▶ _Work required_
Wherever "Распределение" appears in a line, list that line.
begin Materials provided
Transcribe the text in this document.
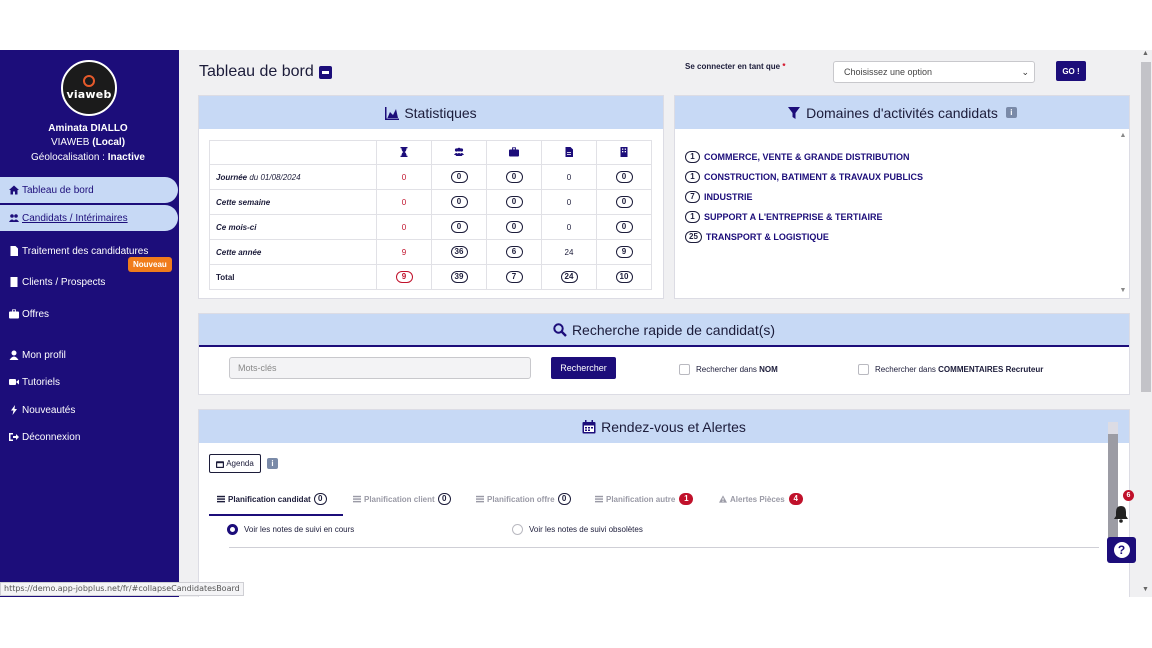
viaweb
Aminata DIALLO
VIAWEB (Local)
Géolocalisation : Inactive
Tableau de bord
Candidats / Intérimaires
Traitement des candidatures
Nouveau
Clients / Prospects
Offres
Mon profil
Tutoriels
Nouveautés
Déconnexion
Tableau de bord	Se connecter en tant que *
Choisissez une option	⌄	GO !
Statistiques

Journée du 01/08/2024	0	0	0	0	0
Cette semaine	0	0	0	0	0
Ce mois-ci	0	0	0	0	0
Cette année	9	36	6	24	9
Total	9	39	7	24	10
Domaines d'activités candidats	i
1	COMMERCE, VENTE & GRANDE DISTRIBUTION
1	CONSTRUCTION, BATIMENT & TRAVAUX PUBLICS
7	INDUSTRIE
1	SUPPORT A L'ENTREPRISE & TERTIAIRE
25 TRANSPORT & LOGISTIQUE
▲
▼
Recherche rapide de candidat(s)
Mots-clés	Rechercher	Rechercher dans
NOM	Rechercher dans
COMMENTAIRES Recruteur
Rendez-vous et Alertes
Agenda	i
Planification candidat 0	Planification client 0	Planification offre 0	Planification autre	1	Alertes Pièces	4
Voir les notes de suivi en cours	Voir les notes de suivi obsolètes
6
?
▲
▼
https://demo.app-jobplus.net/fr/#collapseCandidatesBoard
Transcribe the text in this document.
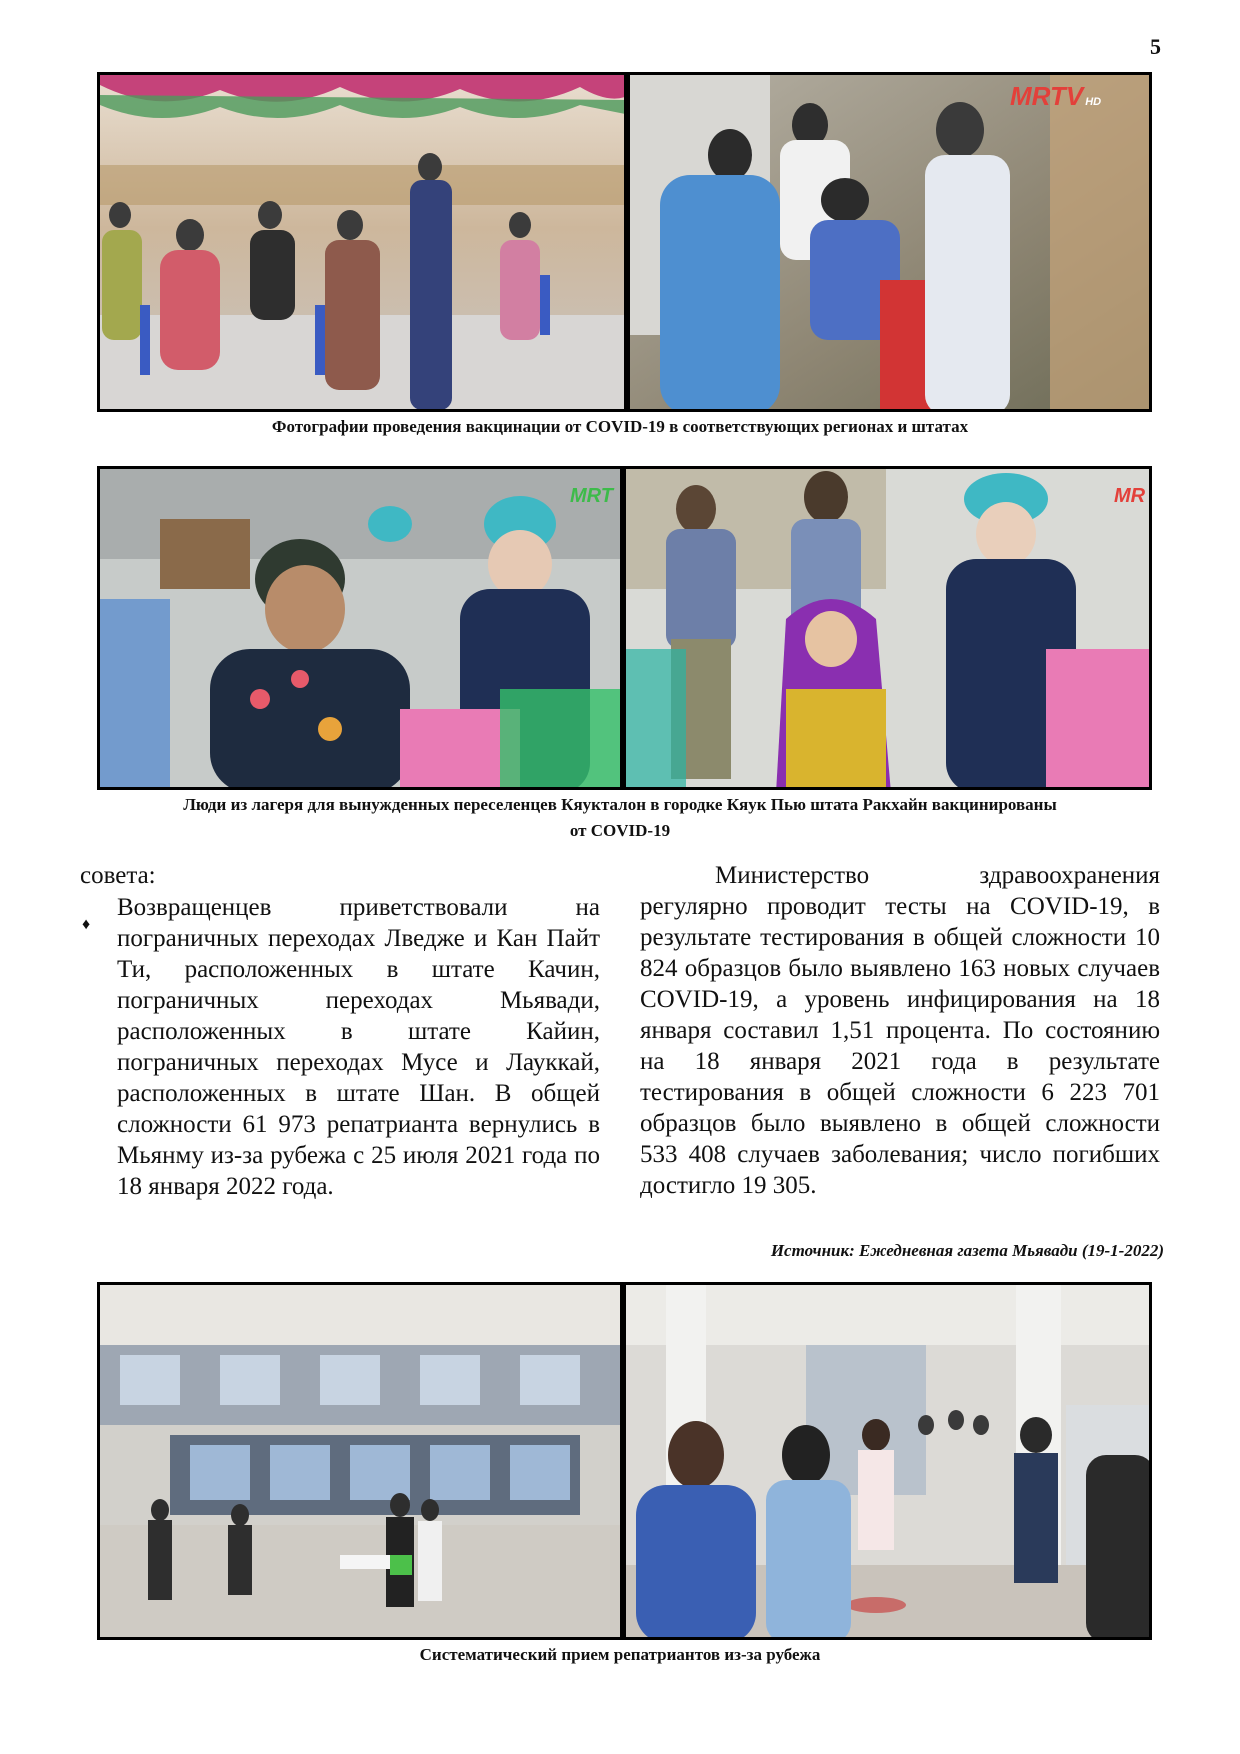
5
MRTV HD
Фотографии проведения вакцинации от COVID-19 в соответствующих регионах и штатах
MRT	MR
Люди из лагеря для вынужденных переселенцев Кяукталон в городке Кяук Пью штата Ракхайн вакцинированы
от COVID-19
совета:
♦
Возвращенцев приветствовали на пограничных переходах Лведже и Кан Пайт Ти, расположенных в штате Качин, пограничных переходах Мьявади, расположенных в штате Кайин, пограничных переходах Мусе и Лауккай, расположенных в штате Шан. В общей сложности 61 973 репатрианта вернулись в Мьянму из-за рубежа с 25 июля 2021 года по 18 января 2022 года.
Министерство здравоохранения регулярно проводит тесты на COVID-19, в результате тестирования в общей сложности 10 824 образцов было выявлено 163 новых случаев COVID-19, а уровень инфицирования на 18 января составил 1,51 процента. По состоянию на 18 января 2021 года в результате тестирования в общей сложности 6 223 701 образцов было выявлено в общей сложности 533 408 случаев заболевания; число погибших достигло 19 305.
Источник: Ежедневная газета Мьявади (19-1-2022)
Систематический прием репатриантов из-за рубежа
end Materials provided
begin Materials provided
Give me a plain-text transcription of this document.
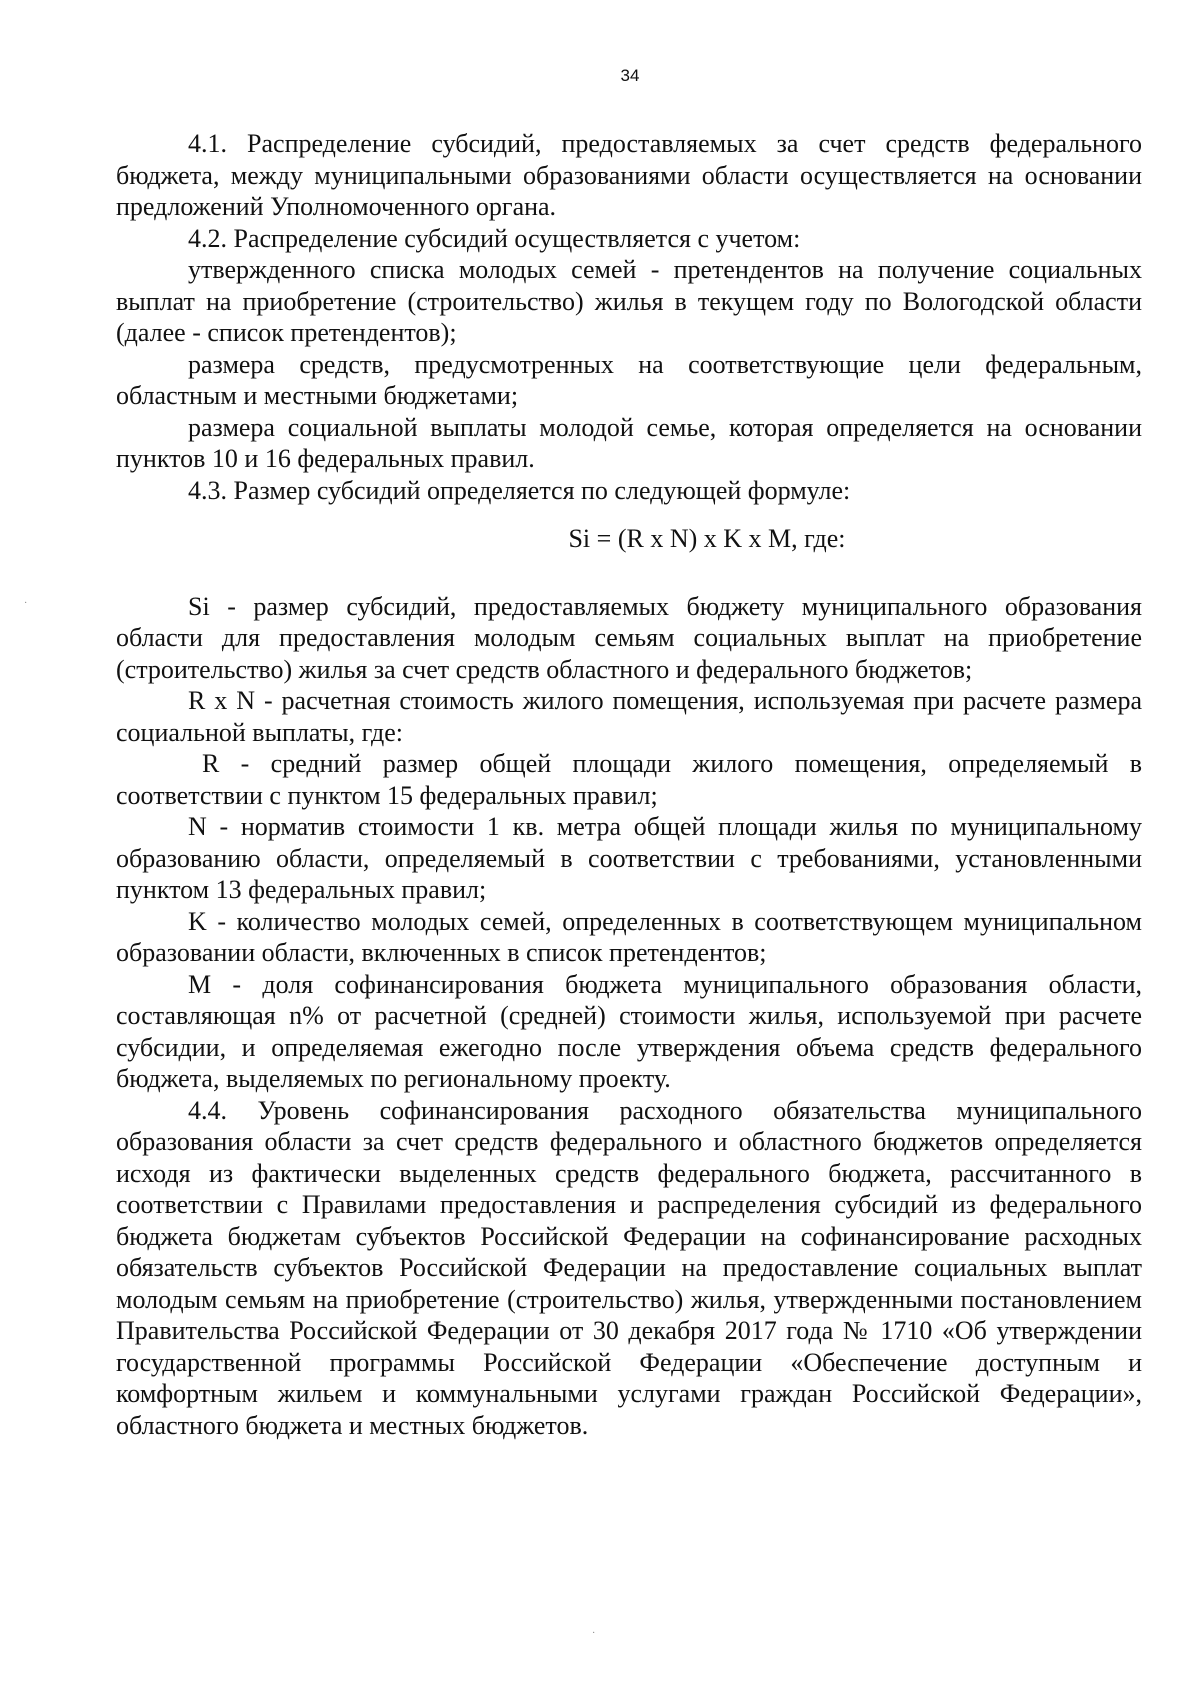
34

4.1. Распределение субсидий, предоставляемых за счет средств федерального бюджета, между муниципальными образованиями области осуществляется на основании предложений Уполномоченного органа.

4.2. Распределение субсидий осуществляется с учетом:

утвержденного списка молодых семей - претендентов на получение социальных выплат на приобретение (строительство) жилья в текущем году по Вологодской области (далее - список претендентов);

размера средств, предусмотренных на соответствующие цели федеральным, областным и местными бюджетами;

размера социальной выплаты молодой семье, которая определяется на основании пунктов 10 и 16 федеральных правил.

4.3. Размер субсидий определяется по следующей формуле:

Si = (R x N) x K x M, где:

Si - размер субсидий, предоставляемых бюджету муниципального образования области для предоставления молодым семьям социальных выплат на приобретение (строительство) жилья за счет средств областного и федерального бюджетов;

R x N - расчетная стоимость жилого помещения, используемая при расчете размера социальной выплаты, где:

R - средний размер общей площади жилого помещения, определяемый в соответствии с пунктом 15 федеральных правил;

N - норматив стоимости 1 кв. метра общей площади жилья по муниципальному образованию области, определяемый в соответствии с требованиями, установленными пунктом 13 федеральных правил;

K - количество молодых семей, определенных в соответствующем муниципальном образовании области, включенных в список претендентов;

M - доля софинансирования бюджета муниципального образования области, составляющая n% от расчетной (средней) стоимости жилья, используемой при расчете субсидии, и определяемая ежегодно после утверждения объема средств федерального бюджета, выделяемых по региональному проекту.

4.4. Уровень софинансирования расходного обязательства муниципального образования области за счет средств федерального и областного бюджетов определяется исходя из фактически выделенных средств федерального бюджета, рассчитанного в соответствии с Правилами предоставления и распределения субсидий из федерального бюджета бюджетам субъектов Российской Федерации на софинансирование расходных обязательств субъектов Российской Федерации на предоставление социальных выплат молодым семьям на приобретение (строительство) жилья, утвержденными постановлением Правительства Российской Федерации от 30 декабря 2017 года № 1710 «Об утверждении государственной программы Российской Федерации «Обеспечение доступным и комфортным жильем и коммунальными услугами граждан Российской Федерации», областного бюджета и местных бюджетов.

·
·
end Materials provided
▶ _Task result_
4.1. Распределение субсидий, предоставляемых за счет средств федерального бюджета, между муниципальными образованиями области осуществляется на основании предложений Уполномоченного органа.
4.2. Распределение субсидий осуществляется с учетом:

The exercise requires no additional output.